§ Extracted information:
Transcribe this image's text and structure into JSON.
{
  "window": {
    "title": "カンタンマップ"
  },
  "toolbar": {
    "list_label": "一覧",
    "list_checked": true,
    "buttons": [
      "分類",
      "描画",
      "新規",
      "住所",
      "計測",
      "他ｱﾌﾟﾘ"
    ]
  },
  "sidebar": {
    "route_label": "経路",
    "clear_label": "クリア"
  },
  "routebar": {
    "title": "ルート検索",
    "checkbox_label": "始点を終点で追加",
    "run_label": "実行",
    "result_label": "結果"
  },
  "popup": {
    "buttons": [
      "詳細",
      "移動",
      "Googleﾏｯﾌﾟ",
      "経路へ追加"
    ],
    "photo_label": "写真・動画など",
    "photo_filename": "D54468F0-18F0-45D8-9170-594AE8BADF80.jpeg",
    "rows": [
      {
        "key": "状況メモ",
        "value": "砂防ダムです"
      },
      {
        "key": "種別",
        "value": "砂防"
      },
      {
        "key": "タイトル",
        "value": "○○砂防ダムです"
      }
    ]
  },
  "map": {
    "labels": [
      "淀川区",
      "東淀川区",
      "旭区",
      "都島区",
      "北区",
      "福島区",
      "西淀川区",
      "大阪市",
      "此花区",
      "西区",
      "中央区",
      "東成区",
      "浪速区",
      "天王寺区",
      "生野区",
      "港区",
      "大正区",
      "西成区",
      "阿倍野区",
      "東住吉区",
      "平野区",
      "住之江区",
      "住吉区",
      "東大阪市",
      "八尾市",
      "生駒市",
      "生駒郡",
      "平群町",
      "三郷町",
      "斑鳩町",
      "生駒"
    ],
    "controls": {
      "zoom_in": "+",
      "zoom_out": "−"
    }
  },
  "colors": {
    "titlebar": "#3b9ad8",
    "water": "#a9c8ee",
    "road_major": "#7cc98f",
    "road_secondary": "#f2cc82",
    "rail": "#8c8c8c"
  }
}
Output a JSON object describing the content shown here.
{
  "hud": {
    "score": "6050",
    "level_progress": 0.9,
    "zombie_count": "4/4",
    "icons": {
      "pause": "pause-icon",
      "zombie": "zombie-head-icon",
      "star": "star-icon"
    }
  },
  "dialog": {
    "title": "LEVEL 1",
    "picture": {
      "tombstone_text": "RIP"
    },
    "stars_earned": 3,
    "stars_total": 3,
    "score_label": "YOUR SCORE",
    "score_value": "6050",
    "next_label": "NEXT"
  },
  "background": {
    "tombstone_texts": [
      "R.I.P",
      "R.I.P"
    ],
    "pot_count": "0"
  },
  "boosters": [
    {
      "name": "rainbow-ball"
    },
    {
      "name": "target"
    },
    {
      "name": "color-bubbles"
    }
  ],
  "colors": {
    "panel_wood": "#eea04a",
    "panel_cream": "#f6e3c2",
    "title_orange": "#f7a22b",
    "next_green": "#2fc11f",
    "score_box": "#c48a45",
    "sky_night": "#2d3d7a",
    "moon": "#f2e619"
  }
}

§ Task to complete: Each entry must be reproduced verbatim.

§ In response:
Transcribe this image's text and structure into JSON.
{
  "window": {
    "title": "カンタンマップ"
  },
  "toolbar": {
    "list_label": "一覧",
    "list_checked": true,
    "buttons": [
      "分類",
      "描画",
      "新規",
      "住所",
      "計測",
      "他ｱﾌﾟﾘ"
    ]
  },
  "sidebar": {
    "route_label": "経路",
    "clear_label": "クリア"
  },
  "routebar": {
    "title": "ルート検索",
    "checkbox_label": "始点を終点で追加",
    "run_label": "実行",
    "result_label": "結果"
  },
  "popup": {
    "buttons": [
      "詳細",
      "移動",
      "Googleﾏｯﾌﾟ",
      "経路へ追加"
    ],
    "photo_label": "写真・動画など",
    "photo_filename": "D54468F0-18F0-45D8-9170-594AE8BADF80.jpeg",
    "rows": [
      {
        "key": "状況メモ",
        "value": "砂防ダムです"
      },
      {
        "key": "種別",
        "value": "砂防"
      },
      {
        "key": "タイトル",
        "value": "○○砂防ダムです"
      }
    ]
  },
  "map": {
    "labels": [
      "淀川区",
      "東淀川区",
      "旭区",
      "都島区",
      "北区",
      "福島区",
      "西淀川区",
      "大阪市",
      "此花区",
      "西区",
      "中央区",
      "東成区",
      "浪速区",
      "天王寺区",
      "生野区",
      "港区",
      "大正区",
      "西成区",
      "阿倍野区",
      "東住吉区",
      "平野区",
      "住之江区",
      "住吉区",
      "東大阪市",
      "八尾市",
      "生駒市",
      "生駒郡",
      "平群町",
      "三郷町",
      "斑鳩町",
      "生駒"
    ],
    "controls": {
      "zoom_in": "+",
      "zoom_out": "−"
    }
  },
  "colors": {
    "titlebar": "#3b9ad8",
    "water": "#a9c8ee",
    "road_major": "#7cc98f",
    "road_secondary": "#f2cc82",
    "rail": "#8c8c8c"
  }
}
Output a JSON object describing the content shown here.
{
  "hud": {
    "score": "6050",
    "level_progress": 0.9,
    "zombie_count": "4/4",
    "icons": {
      "pause": "pause-icon",
      "zombie": "zombie-head-icon",
      "star": "star-icon"
    }
  },
  "dialog": {
    "title": "LEVEL 1",
    "picture": {
      "tombstone_text": "RIP"
    },
    "stars_earned": 3,
    "stars_total": 3,
    "score_label": "YOUR SCORE",
    "score_value": "6050",
    "next_label": "NEXT"
  },
  "background": {
    "tombstone_texts": [
      "R.I.P",
      "R.I.P"
    ],
    "pot_count": "0"
  },
  "boosters": [
    {
      "name": "rainbow-ball"
    },
    {
      "name": "target"
    },
    {
      "name": "color-bubbles"
    }
  ],
  "colors": {
    "panel_wood": "#eea04a",
    "panel_cream": "#f6e3c2",
    "title_orange": "#f7a22b",
    "next_green": "#2fc11f",
    "score_box": "#c48a45",
    "sky_night": "#2d3d7a",
    "moon": "#f2e619"
  }
}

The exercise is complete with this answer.